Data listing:
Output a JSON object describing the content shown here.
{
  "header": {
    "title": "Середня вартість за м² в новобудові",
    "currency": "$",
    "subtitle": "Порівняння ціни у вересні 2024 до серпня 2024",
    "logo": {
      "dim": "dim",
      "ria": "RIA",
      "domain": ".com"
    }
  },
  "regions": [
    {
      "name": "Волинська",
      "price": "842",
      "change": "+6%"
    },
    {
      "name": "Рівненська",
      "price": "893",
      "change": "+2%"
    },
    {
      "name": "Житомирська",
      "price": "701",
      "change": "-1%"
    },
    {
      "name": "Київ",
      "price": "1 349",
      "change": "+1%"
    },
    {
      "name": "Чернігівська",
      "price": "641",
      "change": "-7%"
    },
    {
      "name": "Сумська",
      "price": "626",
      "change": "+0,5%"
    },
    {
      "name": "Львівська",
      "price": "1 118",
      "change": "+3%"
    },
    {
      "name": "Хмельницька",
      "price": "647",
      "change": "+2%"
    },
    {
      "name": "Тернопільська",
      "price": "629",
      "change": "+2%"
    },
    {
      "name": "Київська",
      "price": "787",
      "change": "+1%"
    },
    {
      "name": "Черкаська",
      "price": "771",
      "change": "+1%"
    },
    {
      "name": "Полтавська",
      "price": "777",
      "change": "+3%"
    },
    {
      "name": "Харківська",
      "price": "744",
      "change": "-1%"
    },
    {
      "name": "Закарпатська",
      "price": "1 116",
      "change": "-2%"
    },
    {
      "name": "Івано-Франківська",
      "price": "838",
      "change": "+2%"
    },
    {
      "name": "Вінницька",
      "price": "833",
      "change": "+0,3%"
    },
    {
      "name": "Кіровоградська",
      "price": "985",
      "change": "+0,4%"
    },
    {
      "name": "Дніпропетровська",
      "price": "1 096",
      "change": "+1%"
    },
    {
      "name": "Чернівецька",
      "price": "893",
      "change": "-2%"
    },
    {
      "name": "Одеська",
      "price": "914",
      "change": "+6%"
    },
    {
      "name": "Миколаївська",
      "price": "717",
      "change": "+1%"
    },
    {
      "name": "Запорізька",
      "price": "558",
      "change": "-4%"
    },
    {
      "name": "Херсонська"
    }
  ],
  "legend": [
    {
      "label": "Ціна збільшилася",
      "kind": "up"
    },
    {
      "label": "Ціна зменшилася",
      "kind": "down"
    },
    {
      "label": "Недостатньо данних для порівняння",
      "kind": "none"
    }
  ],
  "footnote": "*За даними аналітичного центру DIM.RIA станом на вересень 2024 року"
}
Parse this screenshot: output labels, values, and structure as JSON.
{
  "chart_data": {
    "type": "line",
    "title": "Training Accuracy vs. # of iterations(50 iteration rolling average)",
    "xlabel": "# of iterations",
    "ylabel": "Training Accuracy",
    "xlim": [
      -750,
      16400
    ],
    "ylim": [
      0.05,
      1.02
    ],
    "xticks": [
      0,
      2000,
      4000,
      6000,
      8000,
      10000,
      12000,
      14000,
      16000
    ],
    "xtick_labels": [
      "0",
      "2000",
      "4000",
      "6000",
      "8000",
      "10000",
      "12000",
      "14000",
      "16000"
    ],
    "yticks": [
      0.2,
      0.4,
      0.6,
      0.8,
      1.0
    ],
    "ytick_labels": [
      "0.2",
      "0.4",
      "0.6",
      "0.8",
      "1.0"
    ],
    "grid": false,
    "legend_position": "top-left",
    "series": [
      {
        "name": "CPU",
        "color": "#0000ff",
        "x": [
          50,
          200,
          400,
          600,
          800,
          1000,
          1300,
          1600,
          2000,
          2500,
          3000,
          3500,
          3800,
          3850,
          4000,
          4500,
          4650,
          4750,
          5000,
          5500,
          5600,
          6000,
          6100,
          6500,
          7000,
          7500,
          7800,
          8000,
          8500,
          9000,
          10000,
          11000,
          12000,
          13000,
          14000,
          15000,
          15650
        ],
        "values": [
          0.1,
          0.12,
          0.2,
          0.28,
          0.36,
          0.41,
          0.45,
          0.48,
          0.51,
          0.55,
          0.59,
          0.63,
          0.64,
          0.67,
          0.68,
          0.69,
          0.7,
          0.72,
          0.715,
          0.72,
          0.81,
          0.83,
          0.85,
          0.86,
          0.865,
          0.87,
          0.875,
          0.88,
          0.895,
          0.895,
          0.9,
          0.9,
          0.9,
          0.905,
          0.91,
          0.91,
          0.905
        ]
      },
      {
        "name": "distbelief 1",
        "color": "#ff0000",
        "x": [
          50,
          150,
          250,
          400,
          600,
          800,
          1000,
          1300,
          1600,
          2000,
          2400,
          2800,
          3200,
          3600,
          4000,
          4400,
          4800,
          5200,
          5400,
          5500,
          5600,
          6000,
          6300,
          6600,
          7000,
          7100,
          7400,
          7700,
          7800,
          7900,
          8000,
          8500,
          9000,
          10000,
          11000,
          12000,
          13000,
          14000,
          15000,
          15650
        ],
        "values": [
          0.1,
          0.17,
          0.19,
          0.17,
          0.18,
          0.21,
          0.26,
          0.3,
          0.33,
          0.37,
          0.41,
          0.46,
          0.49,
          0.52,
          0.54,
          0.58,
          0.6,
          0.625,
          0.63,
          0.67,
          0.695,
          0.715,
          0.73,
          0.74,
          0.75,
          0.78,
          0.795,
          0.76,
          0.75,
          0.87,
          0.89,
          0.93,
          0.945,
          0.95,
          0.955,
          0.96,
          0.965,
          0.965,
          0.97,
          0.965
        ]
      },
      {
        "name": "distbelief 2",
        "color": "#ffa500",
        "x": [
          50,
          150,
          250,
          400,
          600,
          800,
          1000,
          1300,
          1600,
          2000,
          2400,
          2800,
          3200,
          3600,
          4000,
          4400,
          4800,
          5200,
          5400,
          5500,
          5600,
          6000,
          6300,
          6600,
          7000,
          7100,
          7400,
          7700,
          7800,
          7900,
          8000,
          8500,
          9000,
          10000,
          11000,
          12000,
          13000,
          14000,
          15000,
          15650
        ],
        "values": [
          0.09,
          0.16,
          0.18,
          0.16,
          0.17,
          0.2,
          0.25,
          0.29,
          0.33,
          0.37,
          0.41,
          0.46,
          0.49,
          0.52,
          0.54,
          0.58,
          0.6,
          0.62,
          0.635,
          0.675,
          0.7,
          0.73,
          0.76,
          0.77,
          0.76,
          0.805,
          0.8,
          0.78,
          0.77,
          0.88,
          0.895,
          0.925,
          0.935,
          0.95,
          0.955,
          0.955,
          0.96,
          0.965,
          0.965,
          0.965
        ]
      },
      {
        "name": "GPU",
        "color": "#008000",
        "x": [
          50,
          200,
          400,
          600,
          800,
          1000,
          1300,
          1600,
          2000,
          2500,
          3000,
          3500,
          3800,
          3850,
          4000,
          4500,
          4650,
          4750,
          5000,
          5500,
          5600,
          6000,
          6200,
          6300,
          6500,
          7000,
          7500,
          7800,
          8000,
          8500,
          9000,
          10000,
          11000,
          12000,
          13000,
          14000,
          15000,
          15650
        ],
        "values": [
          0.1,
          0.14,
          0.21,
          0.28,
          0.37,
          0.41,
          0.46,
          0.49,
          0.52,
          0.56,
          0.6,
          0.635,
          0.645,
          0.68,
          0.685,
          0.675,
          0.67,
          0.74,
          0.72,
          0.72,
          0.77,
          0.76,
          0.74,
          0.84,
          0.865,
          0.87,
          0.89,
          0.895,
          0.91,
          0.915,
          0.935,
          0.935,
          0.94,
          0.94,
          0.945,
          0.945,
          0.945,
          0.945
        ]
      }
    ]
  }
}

● WRITTEN INSTRUCTION:
Output the entries verbatim.

● THE ANSWER:
Output a JSON object describing the content shown here.
{
  "header": {
    "title": "Середня вартість за м² в новобудові",
    "currency": "$",
    "subtitle": "Порівняння ціни у вересні 2024 до серпня 2024",
    "logo": {
      "dim": "dim",
      "ria": "RIA",
      "domain": ".com"
    }
  },
  "regions": [
    {
      "name": "Волинська",
      "price": "842",
      "change": "+6%"
    },
    {
      "name": "Рівненська",
      "price": "893",
      "change": "+2%"
    },
    {
      "name": "Житомирська",
      "price": "701",
      "change": "-1%"
    },
    {
      "name": "Київ",
      "price": "1 349",
      "change": "+1%"
    },
    {
      "name": "Чернігівська",
      "price": "641",
      "change": "-7%"
    },
    {
      "name": "Сумська",
      "price": "626",
      "change": "+0,5%"
    },
    {
      "name": "Львівська",
      "price": "1 118",
      "change": "+3%"
    },
    {
      "name": "Хмельницька",
      "price": "647",
      "change": "+2%"
    },
    {
      "name": "Тернопільська",
      "price": "629",
      "change": "+2%"
    },
    {
      "name": "Київська",
      "price": "787",
      "change": "+1%"
    },
    {
      "name": "Черкаська",
      "price": "771",
      "change": "+1%"
    },
    {
      "name": "Полтавська",
      "price": "777",
      "change": "+3%"
    },
    {
      "name": "Харківська",
      "price": "744",
      "change": "-1%"
    },
    {
      "name": "Закарпатська",
      "price": "1 116",
      "change": "-2%"
    },
    {
      "name": "Івано-Франківська",
      "price": "838",
      "change": "+2%"
    },
    {
      "name": "Вінницька",
      "price": "833",
      "change": "+0,3%"
    },
    {
      "name": "Кіровоградська",
      "price": "985",
      "change": "+0,4%"
    },
    {
      "name": "Дніпропетровська",
      "price": "1 096",
      "change": "+1%"
    },
    {
      "name": "Чернівецька",
      "price": "893",
      "change": "-2%"
    },
    {
      "name": "Одеська",
      "price": "914",
      "change": "+6%"
    },
    {
      "name": "Миколаївська",
      "price": "717",
      "change": "+1%"
    },
    {
      "name": "Запорізька",
      "price": "558",
      "change": "-4%"
    },
    {
      "name": "Херсонська"
    }
  ],
  "legend": [
    {
      "label": "Ціна збільшилася",
      "kind": "up"
    },
    {
      "label": "Ціна зменшилася",
      "kind": "down"
    },
    {
      "label": "Недостатньо данних для порівняння",
      "kind": "none"
    }
  ],
  "footnote": "*За даними аналітичного центру DIM.RIA станом на вересень 2024 року"
}
Parse this screenshot: output labels, values, and structure as JSON.
{
  "chart_data": {
    "type": "line",
    "title": "Training Accuracy vs. # of iterations(50 iteration rolling average)",
    "xlabel": "# of iterations",
    "ylabel": "Training Accuracy",
    "xlim": [
      -750,
      16400
    ],
    "ylim": [
      0.05,
      1.02
    ],
    "xticks": [
      0,
      2000,
      4000,
      6000,
      8000,
      10000,
      12000,
      14000,
      16000
    ],
    "xtick_labels": [
      "0",
      "2000",
      "4000",
      "6000",
      "8000",
      "10000",
      "12000",
      "14000",
      "16000"
    ],
    "yticks": [
      0.2,
      0.4,
      0.6,
      0.8,
      1.0
    ],
    "ytick_labels": [
      "0.2",
      "0.4",
      "0.6",
      "0.8",
      "1.0"
    ],
    "grid": false,
    "legend_position": "top-left",
    "series": [
      {
        "name": "CPU",
        "color": "#0000ff",
        "x": [
          50,
          200,
          400,
          600,
          800,
          1000,
          1300,
          1600,
          2000,
          2500,
          3000,
          3500,
          3800,
          3850,
          4000,
          4500,
          4650,
          4750,
          5000,
          5500,
          5600,
          6000,
          6100,
          6500,
          7000,
          7500,
          7800,
          8000,
          8500,
          9000,
          10000,
          11000,
          12000,
          13000,
          14000,
          15000,
          15650
        ],
        "values": [
          0.1,
          0.12,
          0.2,
          0.28,
          0.36,
          0.41,
          0.45,
          0.48,
          0.51,
          0.55,
          0.59,
          0.63,
          0.64,
          0.67,
          0.68,
          0.69,
          0.7,
          0.72,
          0.715,
          0.72,
          0.81,
          0.83,
          0.85,
          0.86,
          0.865,
          0.87,
          0.875,
          0.88,
          0.895,
          0.895,
          0.9,
          0.9,
          0.9,
          0.905,
          0.91,
          0.91,
          0.905
        ]
      },
      {
        "name": "distbelief 1",
        "color": "#ff0000",
        "x": [
          50,
          150,
          250,
          400,
          600,
          800,
          1000,
          1300,
          1600,
          2000,
          2400,
          2800,
          3200,
          3600,
          4000,
          4400,
          4800,
          5200,
          5400,
          5500,
          5600,
          6000,
          6300,
          6600,
          7000,
          7100,
          7400,
          7700,
          7800,
          7900,
          8000,
          8500,
          9000,
          10000,
          11000,
          12000,
          13000,
          14000,
          15000,
          15650
        ],
        "values": [
          0.1,
          0.17,
          0.19,
          0.17,
          0.18,
          0.21,
          0.26,
          0.3,
          0.33,
          0.37,
          0.41,
          0.46,
          0.49,
          0.52,
          0.54,
          0.58,
          0.6,
          0.625,
          0.63,
          0.67,
          0.695,
          0.715,
          0.73,
          0.74,
          0.75,
          0.78,
          0.795,
          0.76,
          0.75,
          0.87,
          0.89,
          0.93,
          0.945,
          0.95,
          0.955,
          0.96,
          0.965,
          0.965,
          0.97,
          0.965
        ]
      },
      {
        "name": "distbelief 2",
        "color": "#ffa500",
        "x": [
          50,
          150,
          250,
          400,
          600,
          800,
          1000,
          1300,
          1600,
          2000,
          2400,
          2800,
          3200,
          3600,
          4000,
          4400,
          4800,
          5200,
          5400,
          5500,
          5600,
          6000,
          6300,
          6600,
          7000,
          7100,
          7400,
          7700,
          7800,
          7900,
          8000,
          8500,
          9000,
          10000,
          11000,
          12000,
          13000,
          14000,
          15000,
          15650
        ],
        "values": [
          0.09,
          0.16,
          0.18,
          0.16,
          0.17,
          0.2,
          0.25,
          0.29,
          0.33,
          0.37,
          0.41,
          0.46,
          0.49,
          0.52,
          0.54,
          0.58,
          0.6,
          0.62,
          0.635,
          0.675,
          0.7,
          0.73,
          0.76,
          0.77,
          0.76,
          0.805,
          0.8,
          0.78,
          0.77,
          0.88,
          0.895,
          0.925,
          0.935,
          0.95,
          0.955,
          0.955,
          0.96,
          0.965,
          0.965,
          0.965
        ]
      },
      {
        "name": "GPU",
        "color": "#008000",
        "x": [
          50,
          200,
          400,
          600,
          800,
          1000,
          1300,
          1600,
          2000,
          2500,
          3000,
          3500,
          3800,
          3850,
          4000,
          4500,
          4650,
          4750,
          5000,
          5500,
          5600,
          6000,
          6200,
          6300,
          6500,
          7000,
          7500,
          7800,
          8000,
          8500,
          9000,
          10000,
          11000,
          12000,
          13000,
          14000,
          15000,
          15650
        ],
        "values": [
          0.1,
          0.14,
          0.21,
          0.28,
          0.37,
          0.41,
          0.46,
          0.49,
          0.52,
          0.56,
          0.6,
          0.635,
          0.645,
          0.68,
          0.685,
          0.675,
          0.67,
          0.74,
          0.72,
          0.72,
          0.77,
          0.76,
          0.74,
          0.84,
          0.865,
          0.87,
          0.89,
          0.895,
          0.91,
          0.915,
          0.935,
          0.935,
          0.94,
          0.94,
          0.945,
          0.945,
          0.945,
          0.945
        ]
      }
    ]
  }
}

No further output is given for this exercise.